Bring together all lines of the material below that contain the string "milliers".

---

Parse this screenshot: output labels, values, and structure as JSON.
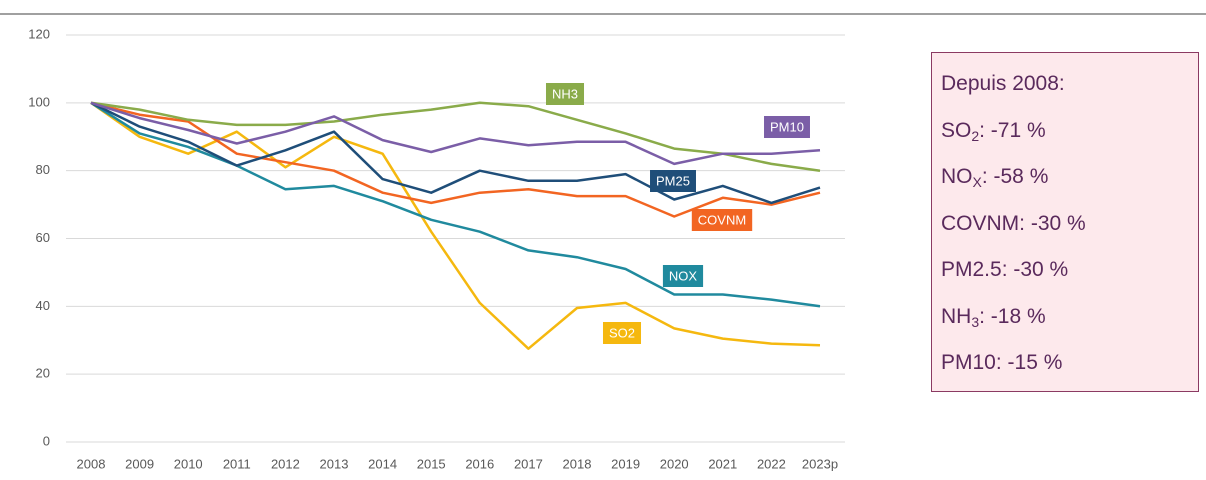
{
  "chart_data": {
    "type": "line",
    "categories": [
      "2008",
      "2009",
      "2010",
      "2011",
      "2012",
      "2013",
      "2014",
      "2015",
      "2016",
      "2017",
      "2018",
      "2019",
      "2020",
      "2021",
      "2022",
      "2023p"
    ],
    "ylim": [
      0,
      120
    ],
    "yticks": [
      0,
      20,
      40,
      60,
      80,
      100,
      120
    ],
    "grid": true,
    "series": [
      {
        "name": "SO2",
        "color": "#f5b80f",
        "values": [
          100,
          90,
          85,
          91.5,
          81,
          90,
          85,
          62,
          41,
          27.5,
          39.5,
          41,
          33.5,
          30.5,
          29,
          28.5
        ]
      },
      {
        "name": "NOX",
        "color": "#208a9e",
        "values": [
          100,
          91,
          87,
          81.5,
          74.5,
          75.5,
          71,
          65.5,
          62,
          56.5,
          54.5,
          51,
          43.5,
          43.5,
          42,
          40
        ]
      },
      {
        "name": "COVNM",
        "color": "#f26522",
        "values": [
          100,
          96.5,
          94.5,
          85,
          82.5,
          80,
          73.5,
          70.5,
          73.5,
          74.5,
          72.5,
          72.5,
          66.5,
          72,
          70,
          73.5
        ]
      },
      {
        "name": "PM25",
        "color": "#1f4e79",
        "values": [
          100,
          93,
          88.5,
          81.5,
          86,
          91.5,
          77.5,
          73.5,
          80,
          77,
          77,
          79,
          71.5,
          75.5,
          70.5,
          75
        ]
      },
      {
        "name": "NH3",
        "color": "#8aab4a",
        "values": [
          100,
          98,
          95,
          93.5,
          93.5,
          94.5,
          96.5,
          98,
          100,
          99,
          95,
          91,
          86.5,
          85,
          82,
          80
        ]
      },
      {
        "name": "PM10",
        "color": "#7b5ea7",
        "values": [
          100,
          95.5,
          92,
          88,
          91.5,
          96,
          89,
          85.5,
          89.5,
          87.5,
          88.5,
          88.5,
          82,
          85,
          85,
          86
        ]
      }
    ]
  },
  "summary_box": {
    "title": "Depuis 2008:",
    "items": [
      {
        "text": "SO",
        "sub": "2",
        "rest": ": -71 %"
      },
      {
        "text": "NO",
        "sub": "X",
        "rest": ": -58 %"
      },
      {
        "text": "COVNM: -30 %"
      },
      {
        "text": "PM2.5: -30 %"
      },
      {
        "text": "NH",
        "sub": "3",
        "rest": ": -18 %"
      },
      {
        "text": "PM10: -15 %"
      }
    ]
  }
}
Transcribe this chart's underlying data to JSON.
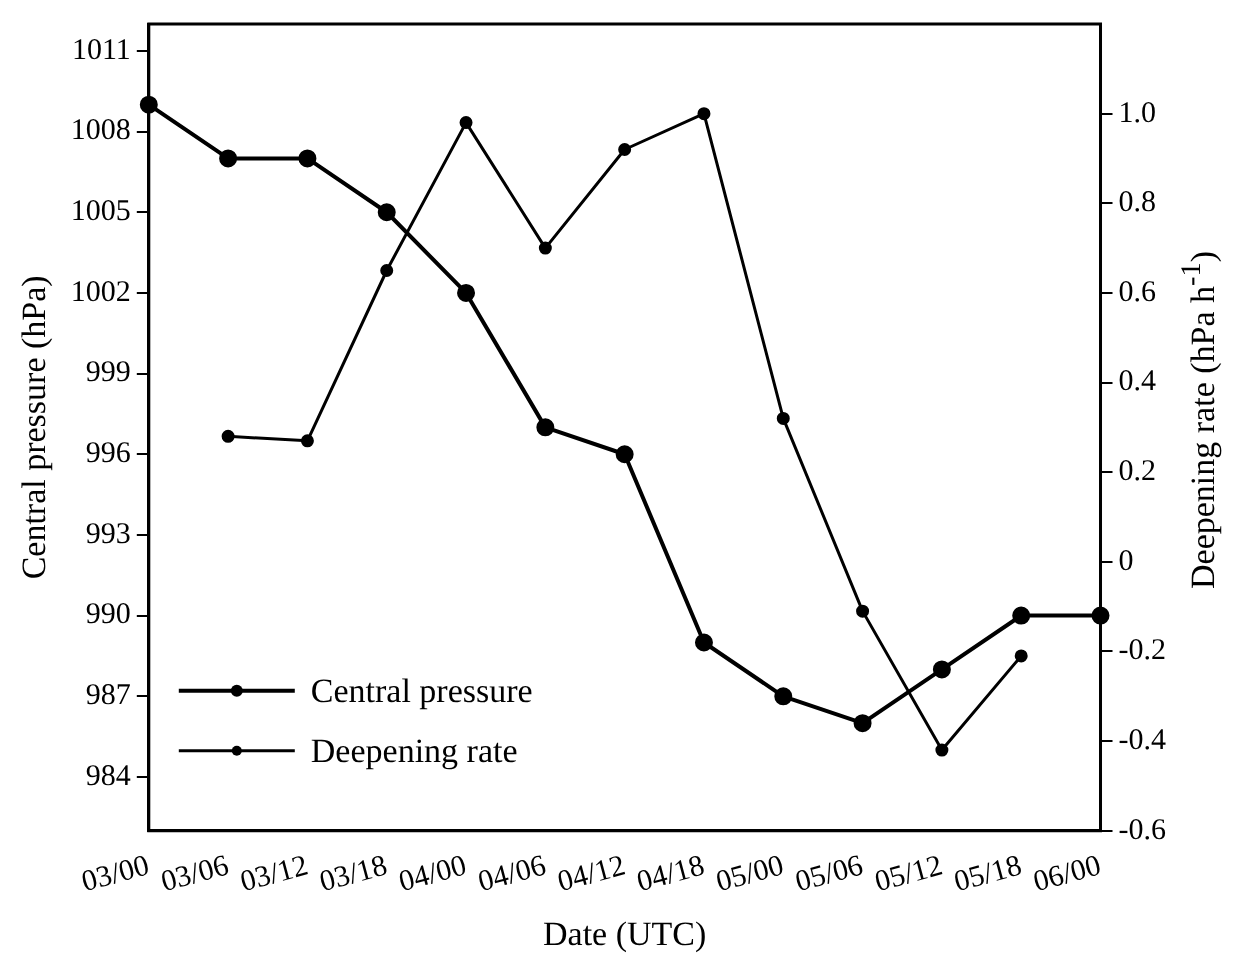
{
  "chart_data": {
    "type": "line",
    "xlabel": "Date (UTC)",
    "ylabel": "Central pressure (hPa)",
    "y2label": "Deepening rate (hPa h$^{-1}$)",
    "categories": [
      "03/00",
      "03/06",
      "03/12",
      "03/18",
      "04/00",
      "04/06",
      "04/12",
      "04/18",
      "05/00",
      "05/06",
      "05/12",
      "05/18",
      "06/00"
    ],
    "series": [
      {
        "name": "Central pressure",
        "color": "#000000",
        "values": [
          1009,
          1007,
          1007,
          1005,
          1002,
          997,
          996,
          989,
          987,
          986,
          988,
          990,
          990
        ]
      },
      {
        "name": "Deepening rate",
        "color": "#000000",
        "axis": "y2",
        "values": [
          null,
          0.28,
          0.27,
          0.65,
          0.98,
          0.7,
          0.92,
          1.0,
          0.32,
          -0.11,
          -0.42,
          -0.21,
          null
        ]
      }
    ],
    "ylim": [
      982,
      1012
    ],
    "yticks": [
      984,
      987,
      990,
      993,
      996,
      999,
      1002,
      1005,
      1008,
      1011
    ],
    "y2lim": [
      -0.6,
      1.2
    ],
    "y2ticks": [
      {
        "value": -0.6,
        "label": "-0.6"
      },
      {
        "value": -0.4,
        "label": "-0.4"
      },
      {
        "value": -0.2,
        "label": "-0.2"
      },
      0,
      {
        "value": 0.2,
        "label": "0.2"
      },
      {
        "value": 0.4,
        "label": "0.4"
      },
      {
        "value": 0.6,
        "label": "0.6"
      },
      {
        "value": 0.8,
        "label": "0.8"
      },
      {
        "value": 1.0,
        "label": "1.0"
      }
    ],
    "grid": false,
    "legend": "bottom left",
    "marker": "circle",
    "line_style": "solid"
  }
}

---

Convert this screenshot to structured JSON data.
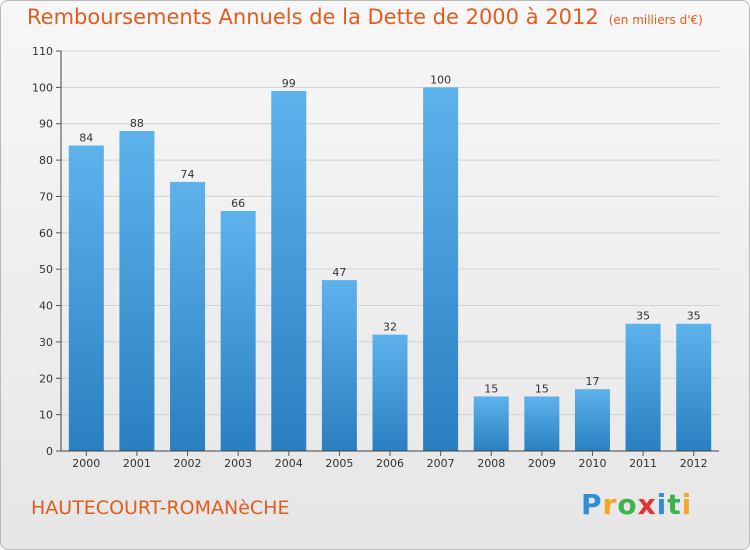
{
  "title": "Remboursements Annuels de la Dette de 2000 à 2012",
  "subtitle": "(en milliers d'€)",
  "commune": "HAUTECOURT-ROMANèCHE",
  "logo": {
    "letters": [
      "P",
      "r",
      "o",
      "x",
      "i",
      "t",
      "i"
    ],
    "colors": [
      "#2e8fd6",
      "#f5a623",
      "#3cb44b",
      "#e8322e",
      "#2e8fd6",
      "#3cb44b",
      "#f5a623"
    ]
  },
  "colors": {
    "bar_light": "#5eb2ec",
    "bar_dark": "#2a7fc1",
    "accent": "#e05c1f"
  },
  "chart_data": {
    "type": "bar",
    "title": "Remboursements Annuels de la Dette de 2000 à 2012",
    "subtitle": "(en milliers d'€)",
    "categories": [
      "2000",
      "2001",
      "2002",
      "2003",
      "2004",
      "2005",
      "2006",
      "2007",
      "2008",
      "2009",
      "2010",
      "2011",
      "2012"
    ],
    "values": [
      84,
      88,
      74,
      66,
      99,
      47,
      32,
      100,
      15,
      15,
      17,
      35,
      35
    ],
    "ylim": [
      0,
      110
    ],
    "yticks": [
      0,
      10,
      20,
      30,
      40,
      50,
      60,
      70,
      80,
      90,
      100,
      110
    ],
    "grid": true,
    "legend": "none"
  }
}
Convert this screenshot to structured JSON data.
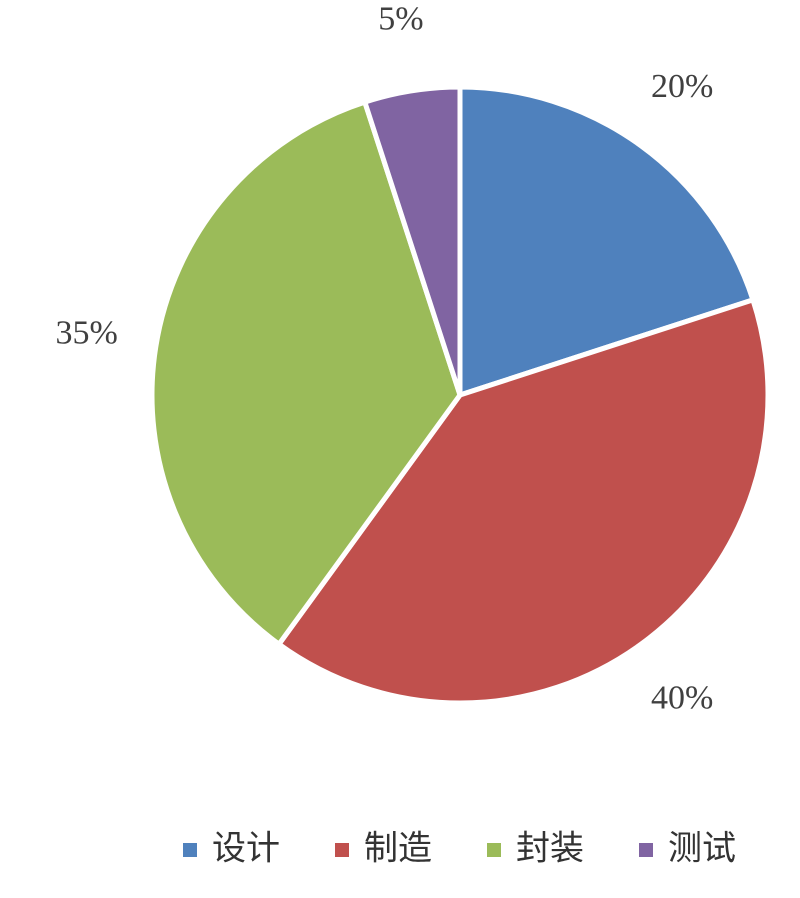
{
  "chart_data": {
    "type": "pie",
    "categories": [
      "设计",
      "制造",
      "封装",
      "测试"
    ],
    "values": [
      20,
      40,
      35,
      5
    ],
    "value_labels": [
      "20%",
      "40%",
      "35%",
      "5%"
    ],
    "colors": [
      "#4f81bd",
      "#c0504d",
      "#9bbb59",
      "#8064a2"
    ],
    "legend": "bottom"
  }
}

---

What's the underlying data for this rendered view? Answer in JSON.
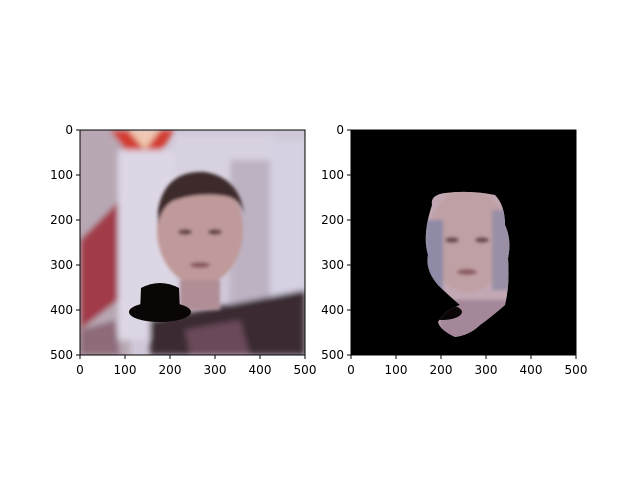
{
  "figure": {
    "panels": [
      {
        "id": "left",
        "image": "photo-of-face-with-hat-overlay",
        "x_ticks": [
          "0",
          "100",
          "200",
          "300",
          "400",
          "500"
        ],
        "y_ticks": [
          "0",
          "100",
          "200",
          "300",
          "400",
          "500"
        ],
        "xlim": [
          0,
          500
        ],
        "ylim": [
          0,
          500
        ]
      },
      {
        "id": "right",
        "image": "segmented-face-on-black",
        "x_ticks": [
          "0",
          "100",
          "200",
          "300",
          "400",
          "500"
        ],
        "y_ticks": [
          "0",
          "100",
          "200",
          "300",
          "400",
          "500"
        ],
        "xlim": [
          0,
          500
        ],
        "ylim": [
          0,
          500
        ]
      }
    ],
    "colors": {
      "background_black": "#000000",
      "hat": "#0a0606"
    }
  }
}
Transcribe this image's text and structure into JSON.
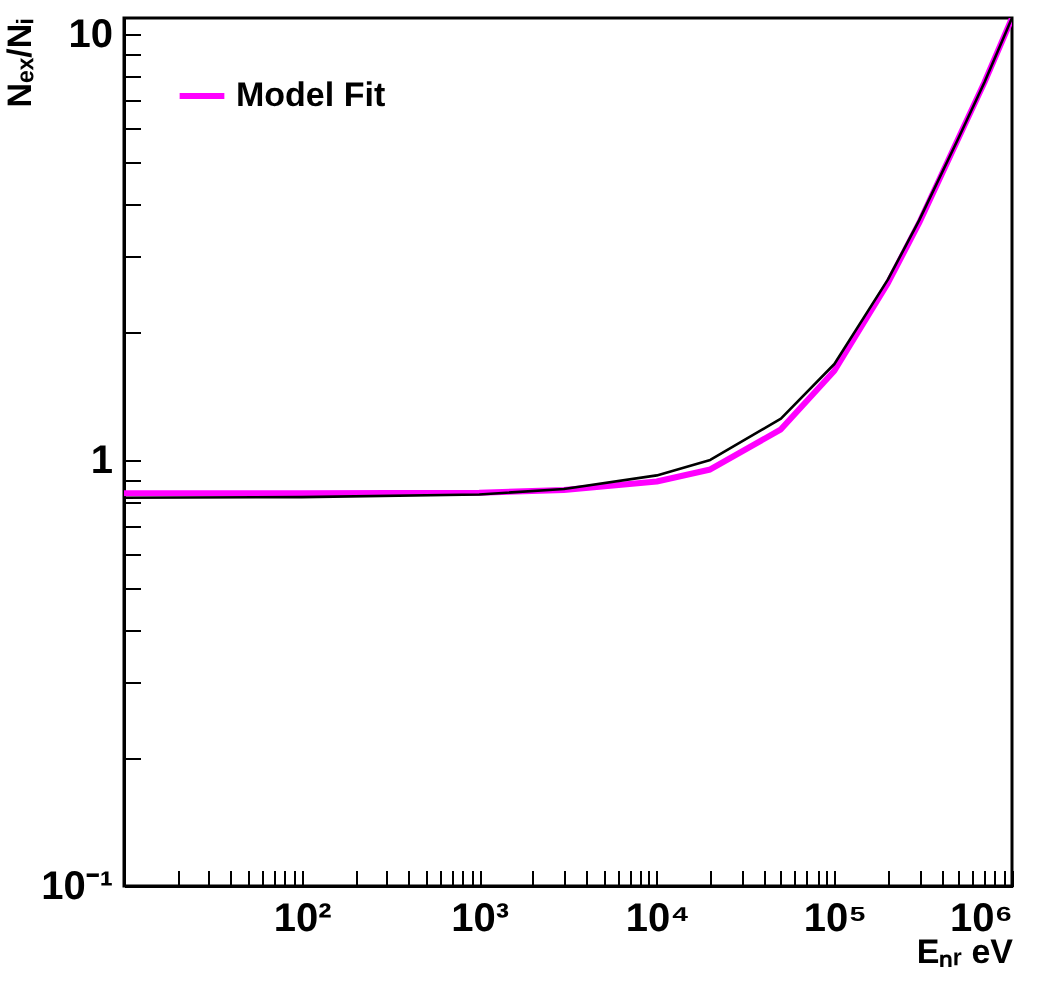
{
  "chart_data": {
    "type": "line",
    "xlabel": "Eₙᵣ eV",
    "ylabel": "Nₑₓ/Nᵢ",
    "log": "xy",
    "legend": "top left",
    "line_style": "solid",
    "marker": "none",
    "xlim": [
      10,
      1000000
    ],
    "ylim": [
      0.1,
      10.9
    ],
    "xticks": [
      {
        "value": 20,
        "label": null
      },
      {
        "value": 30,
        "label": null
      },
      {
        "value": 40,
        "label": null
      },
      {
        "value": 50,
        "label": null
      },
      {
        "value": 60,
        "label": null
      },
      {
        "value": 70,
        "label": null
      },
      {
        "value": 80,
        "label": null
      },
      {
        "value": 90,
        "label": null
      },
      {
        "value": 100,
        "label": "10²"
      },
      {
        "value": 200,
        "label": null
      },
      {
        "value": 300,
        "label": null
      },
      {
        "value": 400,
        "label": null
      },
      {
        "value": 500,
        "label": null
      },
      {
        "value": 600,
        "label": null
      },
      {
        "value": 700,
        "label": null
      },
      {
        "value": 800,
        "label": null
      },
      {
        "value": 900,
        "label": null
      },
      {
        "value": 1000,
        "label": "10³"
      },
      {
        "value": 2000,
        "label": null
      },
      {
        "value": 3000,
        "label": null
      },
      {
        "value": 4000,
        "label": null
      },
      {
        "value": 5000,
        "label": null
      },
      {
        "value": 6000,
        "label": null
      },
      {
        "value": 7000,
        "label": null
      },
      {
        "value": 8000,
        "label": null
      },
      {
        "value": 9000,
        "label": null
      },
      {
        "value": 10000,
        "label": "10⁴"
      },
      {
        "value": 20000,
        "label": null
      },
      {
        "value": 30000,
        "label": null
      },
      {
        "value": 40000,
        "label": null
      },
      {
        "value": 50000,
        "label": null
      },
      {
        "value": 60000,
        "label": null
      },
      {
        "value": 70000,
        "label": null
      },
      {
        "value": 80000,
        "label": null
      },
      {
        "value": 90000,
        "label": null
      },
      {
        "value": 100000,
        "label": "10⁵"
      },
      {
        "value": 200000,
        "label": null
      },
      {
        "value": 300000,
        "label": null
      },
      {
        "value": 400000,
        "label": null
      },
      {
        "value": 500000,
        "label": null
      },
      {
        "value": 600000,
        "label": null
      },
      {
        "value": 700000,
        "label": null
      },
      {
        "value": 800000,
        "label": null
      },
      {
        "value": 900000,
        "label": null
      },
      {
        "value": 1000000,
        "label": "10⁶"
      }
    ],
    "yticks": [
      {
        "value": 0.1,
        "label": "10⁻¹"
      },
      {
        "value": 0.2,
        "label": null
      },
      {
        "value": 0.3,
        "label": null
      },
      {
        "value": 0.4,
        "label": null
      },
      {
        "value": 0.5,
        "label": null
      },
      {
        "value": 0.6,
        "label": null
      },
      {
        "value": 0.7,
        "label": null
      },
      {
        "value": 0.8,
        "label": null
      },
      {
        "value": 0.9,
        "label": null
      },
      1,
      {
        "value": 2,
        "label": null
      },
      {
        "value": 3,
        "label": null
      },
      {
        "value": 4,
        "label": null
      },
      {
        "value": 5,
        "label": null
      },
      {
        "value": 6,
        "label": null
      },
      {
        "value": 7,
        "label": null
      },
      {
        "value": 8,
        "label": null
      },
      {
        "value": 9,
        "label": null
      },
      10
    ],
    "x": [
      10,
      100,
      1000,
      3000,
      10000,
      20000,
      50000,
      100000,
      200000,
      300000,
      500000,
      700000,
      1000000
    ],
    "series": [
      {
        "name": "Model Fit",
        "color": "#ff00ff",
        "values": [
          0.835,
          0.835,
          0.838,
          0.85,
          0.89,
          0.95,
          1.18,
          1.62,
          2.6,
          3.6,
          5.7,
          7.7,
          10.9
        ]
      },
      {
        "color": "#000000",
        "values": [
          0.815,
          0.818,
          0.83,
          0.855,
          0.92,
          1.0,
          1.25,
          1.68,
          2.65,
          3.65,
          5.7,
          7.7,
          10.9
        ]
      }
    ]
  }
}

---

### RESULT OF THE EXERCISE
  "subtitle": "(en milliers d'€)",
    "subtitle": "(en milliers d'€)",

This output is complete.